>> start
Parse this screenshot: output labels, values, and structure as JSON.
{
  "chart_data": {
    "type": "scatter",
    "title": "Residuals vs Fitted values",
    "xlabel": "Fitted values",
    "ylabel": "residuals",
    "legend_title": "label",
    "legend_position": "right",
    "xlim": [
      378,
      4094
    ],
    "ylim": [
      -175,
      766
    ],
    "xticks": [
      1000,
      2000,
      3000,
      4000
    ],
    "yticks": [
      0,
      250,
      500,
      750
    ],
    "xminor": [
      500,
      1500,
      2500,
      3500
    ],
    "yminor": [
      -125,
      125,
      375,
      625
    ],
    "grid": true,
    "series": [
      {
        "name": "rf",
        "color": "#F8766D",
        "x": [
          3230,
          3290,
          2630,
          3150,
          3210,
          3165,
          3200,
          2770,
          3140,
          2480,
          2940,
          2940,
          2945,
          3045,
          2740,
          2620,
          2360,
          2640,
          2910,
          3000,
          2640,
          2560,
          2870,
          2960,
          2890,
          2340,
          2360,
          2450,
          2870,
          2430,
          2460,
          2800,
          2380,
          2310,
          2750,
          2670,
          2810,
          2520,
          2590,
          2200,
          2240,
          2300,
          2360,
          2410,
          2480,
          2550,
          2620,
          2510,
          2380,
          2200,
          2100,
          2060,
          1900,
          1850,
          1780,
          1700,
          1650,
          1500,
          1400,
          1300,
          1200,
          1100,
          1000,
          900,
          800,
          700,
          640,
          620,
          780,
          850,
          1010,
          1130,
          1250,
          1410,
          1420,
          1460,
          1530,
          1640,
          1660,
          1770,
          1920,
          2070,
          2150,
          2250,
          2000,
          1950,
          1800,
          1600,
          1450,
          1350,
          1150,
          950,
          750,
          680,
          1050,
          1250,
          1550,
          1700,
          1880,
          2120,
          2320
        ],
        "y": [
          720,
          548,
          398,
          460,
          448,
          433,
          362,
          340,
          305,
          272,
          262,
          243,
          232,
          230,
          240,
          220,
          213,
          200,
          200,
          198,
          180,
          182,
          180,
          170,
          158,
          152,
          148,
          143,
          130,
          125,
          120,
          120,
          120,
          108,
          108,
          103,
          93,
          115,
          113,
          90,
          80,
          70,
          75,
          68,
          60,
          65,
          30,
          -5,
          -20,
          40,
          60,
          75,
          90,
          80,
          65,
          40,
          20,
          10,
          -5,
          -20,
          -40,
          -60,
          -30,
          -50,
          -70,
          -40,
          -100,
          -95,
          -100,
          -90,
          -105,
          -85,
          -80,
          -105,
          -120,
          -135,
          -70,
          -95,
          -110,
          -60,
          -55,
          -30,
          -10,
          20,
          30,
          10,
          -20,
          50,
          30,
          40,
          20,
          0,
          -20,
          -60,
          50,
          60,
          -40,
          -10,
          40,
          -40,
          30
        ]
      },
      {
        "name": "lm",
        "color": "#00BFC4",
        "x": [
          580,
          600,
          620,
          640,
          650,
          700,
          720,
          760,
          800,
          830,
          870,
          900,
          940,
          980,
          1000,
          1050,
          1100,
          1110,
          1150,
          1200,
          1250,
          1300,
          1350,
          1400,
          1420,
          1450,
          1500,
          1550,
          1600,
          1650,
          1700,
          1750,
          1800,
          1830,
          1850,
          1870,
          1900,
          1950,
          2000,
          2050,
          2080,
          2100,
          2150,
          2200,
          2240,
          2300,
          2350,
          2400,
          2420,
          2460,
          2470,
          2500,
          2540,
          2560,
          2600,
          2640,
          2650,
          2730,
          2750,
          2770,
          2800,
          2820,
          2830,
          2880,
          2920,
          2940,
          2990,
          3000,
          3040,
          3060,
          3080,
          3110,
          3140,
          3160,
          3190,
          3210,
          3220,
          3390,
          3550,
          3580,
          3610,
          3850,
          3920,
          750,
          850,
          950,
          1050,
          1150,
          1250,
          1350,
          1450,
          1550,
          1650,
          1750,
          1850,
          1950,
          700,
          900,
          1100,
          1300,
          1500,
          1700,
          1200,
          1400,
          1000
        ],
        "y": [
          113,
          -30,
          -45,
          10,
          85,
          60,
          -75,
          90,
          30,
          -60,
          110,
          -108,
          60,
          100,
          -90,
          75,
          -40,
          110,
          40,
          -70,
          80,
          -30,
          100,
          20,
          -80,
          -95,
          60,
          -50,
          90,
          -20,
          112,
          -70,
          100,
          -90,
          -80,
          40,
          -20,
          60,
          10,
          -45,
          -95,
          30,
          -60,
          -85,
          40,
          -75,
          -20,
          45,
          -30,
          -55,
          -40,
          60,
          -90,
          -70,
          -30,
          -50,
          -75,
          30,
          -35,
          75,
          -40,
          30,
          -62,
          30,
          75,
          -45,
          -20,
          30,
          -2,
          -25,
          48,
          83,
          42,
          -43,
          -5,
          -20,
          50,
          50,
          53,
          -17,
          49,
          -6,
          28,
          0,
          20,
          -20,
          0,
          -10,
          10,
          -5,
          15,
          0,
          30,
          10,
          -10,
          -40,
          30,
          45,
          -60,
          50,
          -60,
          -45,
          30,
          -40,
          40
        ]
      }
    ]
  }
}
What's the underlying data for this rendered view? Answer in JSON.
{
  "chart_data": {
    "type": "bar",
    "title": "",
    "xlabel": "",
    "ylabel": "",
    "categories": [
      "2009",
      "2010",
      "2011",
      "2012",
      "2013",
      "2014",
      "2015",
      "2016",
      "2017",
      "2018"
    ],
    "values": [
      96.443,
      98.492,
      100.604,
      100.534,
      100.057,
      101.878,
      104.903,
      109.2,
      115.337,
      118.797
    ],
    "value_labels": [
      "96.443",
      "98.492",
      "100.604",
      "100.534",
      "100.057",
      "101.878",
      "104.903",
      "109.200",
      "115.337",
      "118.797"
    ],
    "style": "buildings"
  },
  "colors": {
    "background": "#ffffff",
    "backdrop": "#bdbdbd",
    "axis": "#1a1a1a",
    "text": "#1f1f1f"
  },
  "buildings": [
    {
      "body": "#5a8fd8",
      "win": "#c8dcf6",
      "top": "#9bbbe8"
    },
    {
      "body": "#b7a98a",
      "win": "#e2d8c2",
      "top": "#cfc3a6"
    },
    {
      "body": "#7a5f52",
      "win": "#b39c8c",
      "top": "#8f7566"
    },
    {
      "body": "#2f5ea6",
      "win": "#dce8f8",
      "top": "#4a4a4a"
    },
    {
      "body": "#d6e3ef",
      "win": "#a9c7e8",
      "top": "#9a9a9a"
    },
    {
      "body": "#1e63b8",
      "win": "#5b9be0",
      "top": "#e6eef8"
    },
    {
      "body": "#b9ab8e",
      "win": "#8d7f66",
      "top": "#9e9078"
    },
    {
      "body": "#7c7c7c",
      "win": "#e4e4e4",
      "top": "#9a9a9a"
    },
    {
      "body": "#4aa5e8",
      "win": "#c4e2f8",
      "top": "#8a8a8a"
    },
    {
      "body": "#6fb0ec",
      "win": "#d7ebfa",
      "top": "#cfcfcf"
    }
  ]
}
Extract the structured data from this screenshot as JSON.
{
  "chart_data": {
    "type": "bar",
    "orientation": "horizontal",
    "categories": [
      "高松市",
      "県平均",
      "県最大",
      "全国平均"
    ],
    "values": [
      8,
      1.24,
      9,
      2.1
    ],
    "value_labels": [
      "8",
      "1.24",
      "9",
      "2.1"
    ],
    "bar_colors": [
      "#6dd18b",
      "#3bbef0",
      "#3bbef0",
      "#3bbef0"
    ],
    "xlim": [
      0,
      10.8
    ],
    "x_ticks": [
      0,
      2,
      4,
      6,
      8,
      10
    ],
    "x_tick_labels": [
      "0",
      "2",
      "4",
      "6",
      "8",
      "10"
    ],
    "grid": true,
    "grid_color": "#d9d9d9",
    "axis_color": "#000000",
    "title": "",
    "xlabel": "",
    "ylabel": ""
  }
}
>> end
Work to be completed: Repeat, without changes, every line from the one that contains "Extract the structured" through the final line of the data.

Task result:
Extract the structured data from this screenshot as JSON.
{
  "chart_data": {
    "type": "bar",
    "orientation": "horizontal",
    "categories": [
      "高松市",
      "県平均",
      "県最大",
      "全国平均"
    ],
    "values": [
      8,
      1.24,
      9,
      2.1
    ],
    "value_labels": [
      "8",
      "1.24",
      "9",
      "2.1"
    ],
    "bar_colors": [
      "#6dd18b",
      "#3bbef0",
      "#3bbef0",
      "#3bbef0"
    ],
    "xlim": [
      0,
      10.8
    ],
    "x_ticks": [
      0,
      2,
      4,
      6,
      8,
      10
    ],
    "x_tick_labels": [
      "0",
      "2",
      "4",
      "6",
      "8",
      "10"
    ],
    "grid": true,
    "grid_color": "#d9d9d9",
    "axis_color": "#000000",
    "title": "",
    "xlabel": "",
    "ylabel": ""
  }
}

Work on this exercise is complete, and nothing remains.